WHAT THE TASK ASKS:
Find every line in the records below that holds the word "title", and copy it out.

RECORDS PROVIDED:
-- -- --
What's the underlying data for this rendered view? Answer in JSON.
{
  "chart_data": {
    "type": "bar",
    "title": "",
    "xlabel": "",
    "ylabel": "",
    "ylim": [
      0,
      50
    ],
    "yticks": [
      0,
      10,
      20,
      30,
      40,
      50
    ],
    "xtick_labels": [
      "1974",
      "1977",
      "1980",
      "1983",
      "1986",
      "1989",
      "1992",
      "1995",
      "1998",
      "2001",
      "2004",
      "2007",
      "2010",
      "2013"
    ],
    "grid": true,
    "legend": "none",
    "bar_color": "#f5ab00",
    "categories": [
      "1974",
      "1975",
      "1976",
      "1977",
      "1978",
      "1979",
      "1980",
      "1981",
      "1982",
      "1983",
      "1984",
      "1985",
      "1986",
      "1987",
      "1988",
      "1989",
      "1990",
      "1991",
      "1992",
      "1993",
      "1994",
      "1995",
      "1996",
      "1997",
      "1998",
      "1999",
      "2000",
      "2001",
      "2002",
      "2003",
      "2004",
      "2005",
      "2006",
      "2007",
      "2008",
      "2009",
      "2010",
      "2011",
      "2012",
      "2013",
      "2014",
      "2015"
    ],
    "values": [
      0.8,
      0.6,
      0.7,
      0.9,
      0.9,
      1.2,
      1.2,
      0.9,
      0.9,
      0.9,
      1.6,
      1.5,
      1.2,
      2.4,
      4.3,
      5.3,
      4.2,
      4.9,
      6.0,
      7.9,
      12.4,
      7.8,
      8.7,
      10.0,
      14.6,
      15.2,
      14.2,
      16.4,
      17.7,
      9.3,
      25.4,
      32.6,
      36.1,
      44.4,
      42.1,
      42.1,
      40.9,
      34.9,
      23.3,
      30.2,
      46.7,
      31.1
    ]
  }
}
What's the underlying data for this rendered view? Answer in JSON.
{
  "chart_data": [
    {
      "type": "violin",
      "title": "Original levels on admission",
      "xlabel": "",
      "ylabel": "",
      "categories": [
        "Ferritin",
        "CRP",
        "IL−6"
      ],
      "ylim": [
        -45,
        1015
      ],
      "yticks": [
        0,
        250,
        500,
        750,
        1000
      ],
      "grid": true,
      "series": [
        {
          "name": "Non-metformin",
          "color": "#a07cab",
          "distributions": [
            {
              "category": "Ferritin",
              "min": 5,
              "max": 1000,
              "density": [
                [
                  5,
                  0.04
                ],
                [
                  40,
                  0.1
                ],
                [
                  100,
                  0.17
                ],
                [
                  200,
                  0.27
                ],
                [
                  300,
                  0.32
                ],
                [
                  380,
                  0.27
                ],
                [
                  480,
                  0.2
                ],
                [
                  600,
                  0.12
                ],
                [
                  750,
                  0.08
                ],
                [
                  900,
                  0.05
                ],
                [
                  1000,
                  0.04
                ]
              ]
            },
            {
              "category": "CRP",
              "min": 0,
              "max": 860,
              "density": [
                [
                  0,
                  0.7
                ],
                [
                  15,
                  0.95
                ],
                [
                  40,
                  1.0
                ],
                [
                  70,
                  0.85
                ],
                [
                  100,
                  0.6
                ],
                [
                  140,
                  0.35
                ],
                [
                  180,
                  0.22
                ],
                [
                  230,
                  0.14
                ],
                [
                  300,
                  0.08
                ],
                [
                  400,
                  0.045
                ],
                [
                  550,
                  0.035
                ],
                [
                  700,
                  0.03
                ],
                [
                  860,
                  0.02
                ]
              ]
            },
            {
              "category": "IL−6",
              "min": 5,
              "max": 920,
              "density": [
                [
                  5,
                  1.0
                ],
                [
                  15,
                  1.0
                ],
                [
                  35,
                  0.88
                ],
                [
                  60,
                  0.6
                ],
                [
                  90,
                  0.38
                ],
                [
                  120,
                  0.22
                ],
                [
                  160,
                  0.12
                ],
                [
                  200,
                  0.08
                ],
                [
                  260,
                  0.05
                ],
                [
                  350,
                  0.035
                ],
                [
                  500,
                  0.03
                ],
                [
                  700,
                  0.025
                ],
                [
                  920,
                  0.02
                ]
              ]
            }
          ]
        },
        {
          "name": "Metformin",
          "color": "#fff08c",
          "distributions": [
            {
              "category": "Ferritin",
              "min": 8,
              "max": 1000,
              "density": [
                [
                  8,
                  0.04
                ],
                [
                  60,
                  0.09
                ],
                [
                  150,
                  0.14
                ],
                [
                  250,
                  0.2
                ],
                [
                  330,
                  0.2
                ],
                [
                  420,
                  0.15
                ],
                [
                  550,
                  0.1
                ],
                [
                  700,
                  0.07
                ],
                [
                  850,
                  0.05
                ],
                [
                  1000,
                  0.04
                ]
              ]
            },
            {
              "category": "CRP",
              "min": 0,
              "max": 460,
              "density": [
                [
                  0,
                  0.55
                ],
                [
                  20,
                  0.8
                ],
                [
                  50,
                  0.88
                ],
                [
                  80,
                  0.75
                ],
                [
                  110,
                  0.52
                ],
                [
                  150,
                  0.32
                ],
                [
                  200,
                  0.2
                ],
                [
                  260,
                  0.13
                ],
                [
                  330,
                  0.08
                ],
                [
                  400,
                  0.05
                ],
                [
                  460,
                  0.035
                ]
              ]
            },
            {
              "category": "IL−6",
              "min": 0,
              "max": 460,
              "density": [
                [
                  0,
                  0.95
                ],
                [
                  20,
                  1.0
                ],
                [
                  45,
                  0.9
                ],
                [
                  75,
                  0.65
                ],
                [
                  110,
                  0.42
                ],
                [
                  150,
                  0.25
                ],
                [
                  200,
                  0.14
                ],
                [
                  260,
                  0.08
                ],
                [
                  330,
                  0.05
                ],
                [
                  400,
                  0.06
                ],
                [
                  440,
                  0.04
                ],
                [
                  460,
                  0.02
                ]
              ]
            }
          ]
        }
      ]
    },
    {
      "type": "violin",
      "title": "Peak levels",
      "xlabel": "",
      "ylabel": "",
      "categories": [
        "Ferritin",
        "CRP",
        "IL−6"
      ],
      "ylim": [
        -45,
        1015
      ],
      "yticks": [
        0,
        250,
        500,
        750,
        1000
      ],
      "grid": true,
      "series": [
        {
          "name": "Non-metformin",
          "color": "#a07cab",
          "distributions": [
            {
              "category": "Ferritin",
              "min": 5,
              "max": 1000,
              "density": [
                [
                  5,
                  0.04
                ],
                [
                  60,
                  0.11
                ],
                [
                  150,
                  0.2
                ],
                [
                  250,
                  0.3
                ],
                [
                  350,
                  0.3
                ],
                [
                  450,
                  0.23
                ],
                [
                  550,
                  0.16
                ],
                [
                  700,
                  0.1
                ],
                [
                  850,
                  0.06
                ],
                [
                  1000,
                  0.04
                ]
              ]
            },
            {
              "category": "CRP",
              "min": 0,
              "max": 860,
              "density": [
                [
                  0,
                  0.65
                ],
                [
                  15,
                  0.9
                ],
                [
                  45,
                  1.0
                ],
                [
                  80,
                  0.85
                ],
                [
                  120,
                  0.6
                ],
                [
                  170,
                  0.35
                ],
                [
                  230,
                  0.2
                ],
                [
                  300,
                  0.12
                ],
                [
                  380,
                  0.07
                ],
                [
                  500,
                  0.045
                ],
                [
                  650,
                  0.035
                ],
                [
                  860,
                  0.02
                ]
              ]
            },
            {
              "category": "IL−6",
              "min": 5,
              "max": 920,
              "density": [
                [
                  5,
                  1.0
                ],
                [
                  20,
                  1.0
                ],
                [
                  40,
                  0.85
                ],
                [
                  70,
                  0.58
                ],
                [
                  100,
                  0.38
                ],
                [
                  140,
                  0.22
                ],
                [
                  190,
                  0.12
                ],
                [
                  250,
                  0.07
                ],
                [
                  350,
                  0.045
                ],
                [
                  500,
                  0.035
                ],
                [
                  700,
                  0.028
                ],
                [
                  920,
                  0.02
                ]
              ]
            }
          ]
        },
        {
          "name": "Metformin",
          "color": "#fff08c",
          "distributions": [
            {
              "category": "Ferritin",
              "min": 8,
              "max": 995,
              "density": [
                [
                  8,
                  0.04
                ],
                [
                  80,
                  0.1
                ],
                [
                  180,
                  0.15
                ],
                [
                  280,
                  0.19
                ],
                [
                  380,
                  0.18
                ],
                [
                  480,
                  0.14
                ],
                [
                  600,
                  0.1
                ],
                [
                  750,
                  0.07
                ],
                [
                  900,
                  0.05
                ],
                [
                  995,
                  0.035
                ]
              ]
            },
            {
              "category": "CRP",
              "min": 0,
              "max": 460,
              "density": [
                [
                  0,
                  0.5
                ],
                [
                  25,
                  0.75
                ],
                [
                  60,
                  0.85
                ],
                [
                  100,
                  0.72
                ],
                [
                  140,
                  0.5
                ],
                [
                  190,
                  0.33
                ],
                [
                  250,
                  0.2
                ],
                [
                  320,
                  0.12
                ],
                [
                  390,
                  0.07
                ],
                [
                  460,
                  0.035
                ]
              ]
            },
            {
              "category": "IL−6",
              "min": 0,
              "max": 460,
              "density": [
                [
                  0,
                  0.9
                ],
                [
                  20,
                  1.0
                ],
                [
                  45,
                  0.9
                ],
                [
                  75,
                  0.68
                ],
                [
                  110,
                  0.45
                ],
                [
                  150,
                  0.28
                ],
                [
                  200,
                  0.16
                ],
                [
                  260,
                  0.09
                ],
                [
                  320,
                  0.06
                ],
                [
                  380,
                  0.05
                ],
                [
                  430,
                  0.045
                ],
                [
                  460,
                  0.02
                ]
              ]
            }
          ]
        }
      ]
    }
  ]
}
-- -- --
RESULT OF THE EXERCISE:
    "title": "",
      "title": "Original levels on admission",
      "title": "Peak levels",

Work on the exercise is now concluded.